:: Written task ::
Sort through the entries below and pull out lines containing the word "text".

:: Provided entries ::
============
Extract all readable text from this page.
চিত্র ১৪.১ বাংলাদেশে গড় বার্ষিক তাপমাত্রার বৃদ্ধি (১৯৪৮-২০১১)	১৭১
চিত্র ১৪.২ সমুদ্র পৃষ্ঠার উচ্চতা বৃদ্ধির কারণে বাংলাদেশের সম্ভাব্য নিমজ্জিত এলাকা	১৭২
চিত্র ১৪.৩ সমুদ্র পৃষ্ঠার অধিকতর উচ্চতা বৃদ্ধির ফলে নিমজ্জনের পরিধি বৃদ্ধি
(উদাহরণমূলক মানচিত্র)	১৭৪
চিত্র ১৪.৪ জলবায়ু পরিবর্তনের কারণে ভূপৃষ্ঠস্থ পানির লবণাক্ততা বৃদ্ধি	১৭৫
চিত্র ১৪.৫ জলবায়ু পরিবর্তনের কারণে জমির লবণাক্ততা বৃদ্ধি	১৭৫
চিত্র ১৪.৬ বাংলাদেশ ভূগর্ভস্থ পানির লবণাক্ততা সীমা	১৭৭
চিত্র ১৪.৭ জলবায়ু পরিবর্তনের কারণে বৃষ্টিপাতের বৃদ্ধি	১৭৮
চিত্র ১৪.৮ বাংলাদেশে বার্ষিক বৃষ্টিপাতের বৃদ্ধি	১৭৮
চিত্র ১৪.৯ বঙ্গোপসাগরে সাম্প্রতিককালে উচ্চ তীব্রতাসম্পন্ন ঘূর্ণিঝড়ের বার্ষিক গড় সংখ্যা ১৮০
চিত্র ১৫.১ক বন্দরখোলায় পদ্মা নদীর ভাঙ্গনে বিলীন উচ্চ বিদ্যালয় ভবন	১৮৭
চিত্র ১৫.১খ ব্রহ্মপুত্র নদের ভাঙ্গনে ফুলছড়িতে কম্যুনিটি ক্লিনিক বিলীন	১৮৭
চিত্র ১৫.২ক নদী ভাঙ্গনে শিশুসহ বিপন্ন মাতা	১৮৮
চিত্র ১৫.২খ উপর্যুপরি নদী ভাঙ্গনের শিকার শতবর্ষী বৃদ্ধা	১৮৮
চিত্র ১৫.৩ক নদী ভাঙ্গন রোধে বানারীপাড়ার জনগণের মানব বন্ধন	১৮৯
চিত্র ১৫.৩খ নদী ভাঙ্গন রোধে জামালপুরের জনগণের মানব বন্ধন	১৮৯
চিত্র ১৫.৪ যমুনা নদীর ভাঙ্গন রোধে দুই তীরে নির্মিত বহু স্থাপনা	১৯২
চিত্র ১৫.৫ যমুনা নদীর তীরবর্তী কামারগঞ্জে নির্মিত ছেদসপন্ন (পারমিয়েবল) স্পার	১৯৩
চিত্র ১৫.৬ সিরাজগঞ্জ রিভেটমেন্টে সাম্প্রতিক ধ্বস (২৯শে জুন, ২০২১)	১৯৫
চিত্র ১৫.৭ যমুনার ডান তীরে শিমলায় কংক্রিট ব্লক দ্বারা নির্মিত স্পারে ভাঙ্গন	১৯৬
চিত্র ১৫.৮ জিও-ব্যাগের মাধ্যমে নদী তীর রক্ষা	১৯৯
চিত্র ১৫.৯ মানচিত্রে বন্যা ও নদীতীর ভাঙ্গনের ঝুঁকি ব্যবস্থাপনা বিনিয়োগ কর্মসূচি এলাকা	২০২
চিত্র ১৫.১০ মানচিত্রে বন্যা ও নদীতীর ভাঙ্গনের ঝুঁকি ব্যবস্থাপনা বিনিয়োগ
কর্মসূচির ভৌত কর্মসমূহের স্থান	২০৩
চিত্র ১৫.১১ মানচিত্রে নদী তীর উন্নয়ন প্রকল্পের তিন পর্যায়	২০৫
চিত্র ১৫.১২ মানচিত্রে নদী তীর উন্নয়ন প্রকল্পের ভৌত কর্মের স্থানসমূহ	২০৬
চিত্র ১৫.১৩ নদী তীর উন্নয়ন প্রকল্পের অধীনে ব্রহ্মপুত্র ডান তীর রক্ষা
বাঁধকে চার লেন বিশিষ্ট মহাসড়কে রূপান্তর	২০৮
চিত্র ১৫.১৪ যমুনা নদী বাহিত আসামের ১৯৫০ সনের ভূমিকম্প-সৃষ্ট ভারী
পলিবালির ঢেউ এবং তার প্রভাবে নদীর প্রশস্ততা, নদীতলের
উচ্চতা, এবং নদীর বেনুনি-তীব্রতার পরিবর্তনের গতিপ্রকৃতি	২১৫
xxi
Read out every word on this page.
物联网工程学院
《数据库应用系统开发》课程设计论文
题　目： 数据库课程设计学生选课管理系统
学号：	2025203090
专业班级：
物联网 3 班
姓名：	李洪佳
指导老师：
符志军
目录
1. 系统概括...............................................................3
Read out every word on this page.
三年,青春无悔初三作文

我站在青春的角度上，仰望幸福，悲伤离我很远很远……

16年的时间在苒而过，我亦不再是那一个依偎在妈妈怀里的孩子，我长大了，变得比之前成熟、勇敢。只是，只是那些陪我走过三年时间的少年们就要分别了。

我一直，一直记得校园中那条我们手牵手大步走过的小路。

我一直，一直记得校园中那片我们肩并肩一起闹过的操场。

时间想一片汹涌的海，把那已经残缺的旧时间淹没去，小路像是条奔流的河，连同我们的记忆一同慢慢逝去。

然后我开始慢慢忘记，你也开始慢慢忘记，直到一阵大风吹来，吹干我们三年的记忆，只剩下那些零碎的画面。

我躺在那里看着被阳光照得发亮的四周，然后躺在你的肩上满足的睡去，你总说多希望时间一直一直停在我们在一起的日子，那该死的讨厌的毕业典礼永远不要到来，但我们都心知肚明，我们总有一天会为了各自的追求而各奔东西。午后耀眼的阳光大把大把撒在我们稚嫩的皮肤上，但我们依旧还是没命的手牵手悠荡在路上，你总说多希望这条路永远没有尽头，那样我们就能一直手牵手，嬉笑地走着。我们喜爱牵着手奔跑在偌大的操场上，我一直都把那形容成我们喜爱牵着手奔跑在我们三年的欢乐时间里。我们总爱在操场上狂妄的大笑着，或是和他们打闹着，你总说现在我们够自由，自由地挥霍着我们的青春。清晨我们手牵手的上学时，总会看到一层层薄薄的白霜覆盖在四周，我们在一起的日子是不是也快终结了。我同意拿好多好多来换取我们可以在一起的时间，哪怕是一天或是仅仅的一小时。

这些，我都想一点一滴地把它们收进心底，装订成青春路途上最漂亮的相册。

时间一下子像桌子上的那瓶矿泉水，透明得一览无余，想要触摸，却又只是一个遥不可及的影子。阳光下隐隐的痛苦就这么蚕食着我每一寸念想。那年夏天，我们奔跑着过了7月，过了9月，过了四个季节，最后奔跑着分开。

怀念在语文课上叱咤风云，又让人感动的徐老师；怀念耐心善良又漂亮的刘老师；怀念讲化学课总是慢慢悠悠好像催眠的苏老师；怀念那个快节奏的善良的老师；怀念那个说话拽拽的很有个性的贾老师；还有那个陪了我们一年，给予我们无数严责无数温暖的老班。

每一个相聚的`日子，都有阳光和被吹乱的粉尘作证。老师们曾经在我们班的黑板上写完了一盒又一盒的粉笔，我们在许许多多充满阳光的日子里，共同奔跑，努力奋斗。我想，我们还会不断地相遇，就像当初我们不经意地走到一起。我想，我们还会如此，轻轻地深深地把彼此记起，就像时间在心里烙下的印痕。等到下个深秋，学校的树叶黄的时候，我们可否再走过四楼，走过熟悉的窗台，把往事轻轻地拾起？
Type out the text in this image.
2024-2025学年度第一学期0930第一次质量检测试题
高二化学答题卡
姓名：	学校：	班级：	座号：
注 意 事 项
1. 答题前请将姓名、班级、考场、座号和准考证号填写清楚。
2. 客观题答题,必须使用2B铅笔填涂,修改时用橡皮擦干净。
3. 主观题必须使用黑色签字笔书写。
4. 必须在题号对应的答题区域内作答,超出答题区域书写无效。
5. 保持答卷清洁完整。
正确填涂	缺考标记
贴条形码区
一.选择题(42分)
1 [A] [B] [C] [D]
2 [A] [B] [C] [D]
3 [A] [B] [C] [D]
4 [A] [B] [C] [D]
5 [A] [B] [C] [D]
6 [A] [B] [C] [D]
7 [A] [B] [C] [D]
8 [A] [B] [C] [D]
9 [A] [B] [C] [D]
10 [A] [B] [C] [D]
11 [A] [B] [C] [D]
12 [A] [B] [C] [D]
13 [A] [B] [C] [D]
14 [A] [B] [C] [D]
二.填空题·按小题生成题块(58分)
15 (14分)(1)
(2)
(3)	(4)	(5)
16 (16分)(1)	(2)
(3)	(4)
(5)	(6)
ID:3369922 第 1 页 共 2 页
============
:: Solution for this task ::
Extract all readable text from this page.
Type out the text in this image.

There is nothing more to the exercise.